WHAT THE TASK REQUIRES:
Copy out the listing exactly.

DATA ROWS:
····················
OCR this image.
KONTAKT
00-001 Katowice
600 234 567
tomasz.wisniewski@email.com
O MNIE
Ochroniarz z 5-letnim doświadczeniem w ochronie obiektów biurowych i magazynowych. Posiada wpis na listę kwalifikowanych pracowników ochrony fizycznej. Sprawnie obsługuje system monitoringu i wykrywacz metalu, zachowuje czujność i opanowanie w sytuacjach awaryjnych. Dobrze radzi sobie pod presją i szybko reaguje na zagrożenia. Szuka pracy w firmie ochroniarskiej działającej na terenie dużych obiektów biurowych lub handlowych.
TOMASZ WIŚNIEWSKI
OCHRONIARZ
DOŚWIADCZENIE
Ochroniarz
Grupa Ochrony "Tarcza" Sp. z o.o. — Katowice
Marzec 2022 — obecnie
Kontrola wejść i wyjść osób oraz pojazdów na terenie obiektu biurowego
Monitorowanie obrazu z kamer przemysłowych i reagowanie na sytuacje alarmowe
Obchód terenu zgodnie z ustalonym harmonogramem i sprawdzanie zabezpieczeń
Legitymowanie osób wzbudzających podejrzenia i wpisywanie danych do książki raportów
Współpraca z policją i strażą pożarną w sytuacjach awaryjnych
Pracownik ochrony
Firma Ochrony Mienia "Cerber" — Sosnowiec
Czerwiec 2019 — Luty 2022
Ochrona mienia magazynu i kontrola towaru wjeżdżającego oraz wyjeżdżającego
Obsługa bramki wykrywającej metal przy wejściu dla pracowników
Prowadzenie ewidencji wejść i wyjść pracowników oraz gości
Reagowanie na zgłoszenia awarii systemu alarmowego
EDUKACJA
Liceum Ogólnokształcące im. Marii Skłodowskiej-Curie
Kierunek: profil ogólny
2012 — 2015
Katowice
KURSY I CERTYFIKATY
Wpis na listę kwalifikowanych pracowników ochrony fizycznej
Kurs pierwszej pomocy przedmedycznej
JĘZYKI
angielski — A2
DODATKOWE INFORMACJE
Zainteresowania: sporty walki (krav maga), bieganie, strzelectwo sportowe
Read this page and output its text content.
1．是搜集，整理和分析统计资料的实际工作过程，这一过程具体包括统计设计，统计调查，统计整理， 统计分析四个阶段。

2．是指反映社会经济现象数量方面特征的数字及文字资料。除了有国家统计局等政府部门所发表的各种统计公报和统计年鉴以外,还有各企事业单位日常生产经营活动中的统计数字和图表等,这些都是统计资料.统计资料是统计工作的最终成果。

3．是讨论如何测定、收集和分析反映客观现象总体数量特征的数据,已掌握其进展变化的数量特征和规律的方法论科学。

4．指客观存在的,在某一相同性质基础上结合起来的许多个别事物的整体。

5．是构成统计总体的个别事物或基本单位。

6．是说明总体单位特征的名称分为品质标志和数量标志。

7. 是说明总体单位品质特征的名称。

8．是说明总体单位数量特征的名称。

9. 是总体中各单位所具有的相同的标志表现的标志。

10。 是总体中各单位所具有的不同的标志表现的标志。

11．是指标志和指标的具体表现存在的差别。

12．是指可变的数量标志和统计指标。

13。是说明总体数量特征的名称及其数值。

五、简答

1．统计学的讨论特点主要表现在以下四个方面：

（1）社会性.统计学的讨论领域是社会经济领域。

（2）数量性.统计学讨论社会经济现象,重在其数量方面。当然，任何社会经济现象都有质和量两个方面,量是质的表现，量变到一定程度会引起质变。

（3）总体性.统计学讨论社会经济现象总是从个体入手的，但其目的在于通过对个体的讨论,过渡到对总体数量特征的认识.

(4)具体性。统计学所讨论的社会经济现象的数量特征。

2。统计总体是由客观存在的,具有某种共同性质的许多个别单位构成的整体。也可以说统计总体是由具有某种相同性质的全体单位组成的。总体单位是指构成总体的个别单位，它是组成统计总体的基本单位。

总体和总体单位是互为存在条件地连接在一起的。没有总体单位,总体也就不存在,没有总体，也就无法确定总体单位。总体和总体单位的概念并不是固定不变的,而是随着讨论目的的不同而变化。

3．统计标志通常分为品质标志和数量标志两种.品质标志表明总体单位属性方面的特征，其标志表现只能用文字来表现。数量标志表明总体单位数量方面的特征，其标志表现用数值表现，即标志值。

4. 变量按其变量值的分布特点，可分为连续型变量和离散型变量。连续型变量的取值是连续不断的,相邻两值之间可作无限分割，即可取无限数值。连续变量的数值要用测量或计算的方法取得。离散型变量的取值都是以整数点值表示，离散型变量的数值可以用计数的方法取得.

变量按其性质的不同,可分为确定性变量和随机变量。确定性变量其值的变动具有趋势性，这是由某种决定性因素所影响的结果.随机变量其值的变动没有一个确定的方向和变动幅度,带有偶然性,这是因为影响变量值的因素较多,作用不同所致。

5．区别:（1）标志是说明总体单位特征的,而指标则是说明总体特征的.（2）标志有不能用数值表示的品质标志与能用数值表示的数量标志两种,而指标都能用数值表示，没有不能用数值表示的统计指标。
····················
ANSWER TO THIS TASK:
OCR this image.
KONTAKT
00-001 Katowice
600 234 567
tomasz.wisniewski@email.com
O MNIE
Ochroniarz z 5-letnim doświadczeniem w ochronie obiektów biurowych i magazynowych. Posiada wpis na listę kwalifikowanych pracowników ochrony fizycznej. Sprawnie obsługuje system monitoringu i wykrywacz metalu, zachowuje czujność i opanowanie w sytuacjach awaryjnych. Dobrze radzi sobie pod presją i szybko reaguje na zagrożenia. Szuka pracy w firmie ochroniarskiej działającej na terenie dużych obiektów biurowych lub handlowych.
TOMASZ WIŚNIEWSKI
OCHRONIARZ
DOŚWIADCZENIE
Ochroniarz
Grupa Ochrony "Tarcza" Sp. z o.o. — Katowice
Marzec 2022 — obecnie
Kontrola wejść i wyjść osób oraz pojazdów na terenie obiektu biurowego
Monitorowanie obrazu z kamer przemysłowych i reagowanie na sytuacje alarmowe
Obchód terenu zgodnie z ustalonym harmonogramem i sprawdzanie zabezpieczeń
Legitymowanie osób wzbudzających podejrzenia i wpisywanie danych do książki raportów
Współpraca z policją i strażą pożarną w sytuacjach awaryjnych
Pracownik ochrony
Firma Ochrony Mienia "Cerber" — Sosnowiec
Czerwiec 2019 — Luty 2022
Ochrona mienia magazynu i kontrola towaru wjeżdżającego oraz wyjeżdżającego
Obsługa bramki wykrywającej metal przy wejściu dla pracowników
Prowadzenie ewidencji wejść i wyjść pracowników oraz gości
Reagowanie na zgłoszenia awarii systemu alarmowego
EDUKACJA
Liceum Ogólnokształcące im. Marii Skłodowskiej-Curie
Kierunek: profil ogólny
2012 — 2015
Katowice
KURSY I CERTYFIKATY
Wpis na listę kwalifikowanych pracowników ochrony fizycznej
Kurs pierwszej pomocy przedmedycznej
JĘZYKI
angielski — A2
DODATKOWE INFORMACJE
Zainteresowania: sporty walki (krav maga), bieganie, strzelectwo sportowe
Read this page and output its text content.
1．是搜集，整理和分析统计资料的实际工作过程，这一过程具体包括统计设计，统计调查，统计整理， 统计分析四个阶段。

2．是指反映社会经济现象数量方面特征的数字及文字资料。除了有国家统计局等政府部门所发表的各种统计公报和统计年鉴以外,还有各企事业单位日常生产经营活动中的统计数字和图表等,这些都是统计资料.统计资料是统计工作的最终成果。

3．是讨论如何测定、收集和分析反映客观现象总体数量特征的数据,已掌握其进展变化的数量特征和规律的方法论科学。

4．指客观存在的,在某一相同性质基础上结合起来的许多个别事物的整体。

5．是构成统计总体的个别事物或基本单位。

6．是说明总体单位特征的名称分为品质标志和数量标志。

7. 是说明总体单位品质特征的名称。

8．是说明总体单位数量特征的名称。

9. 是总体中各单位所具有的相同的标志表现的标志。

10。 是总体中各单位所具有的不同的标志表现的标志。

11．是指标志和指标的具体表现存在的差别。

12．是指可变的数量标志和统计指标。

13。是说明总体数量特征的名称及其数值。

五、简答

1．统计学的讨论特点主要表现在以下四个方面：

（1）社会性.统计学的讨论领域是社会经济领域。

（2）数量性.统计学讨论社会经济现象,重在其数量方面。当然，任何社会经济现象都有质和量两个方面,量是质的表现，量变到一定程度会引起质变。

（3）总体性.统计学讨论社会经济现象总是从个体入手的，但其目的在于通过对个体的讨论,过渡到对总体数量特征的认识.

(4)具体性。统计学所讨论的社会经济现象的数量特征。

2。统计总体是由客观存在的,具有某种共同性质的许多个别单位构成的整体。也可以说统计总体是由具有某种相同性质的全体单位组成的。总体单位是指构成总体的个别单位，它是组成统计总体的基本单位。

总体和总体单位是互为存在条件地连接在一起的。没有总体单位,总体也就不存在,没有总体，也就无法确定总体单位。总体和总体单位的概念并不是固定不变的,而是随着讨论目的的不同而变化。

3．统计标志通常分为品质标志和数量标志两种.品质标志表明总体单位属性方面的特征，其标志表现只能用文字来表现。数量标志表明总体单位数量方面的特征，其标志表现用数值表现，即标志值。

4. 变量按其变量值的分布特点，可分为连续型变量和离散型变量。连续型变量的取值是连续不断的,相邻两值之间可作无限分割，即可取无限数值。连续变量的数值要用测量或计算的方法取得。离散型变量的取值都是以整数点值表示，离散型变量的数值可以用计数的方法取得.

变量按其性质的不同,可分为确定性变量和随机变量。确定性变量其值的变动具有趋势性，这是由某种决定性因素所影响的结果.随机变量其值的变动没有一个确定的方向和变动幅度,带有偶然性,这是因为影响变量值的因素较多,作用不同所致。

5．区别:（1）标志是说明总体单位特征的,而指标则是说明总体特征的.（2）标志有不能用数值表示的品质标志与能用数值表示的数量标志两种,而指标都能用数值表示，没有不能用数值表示的统计指标。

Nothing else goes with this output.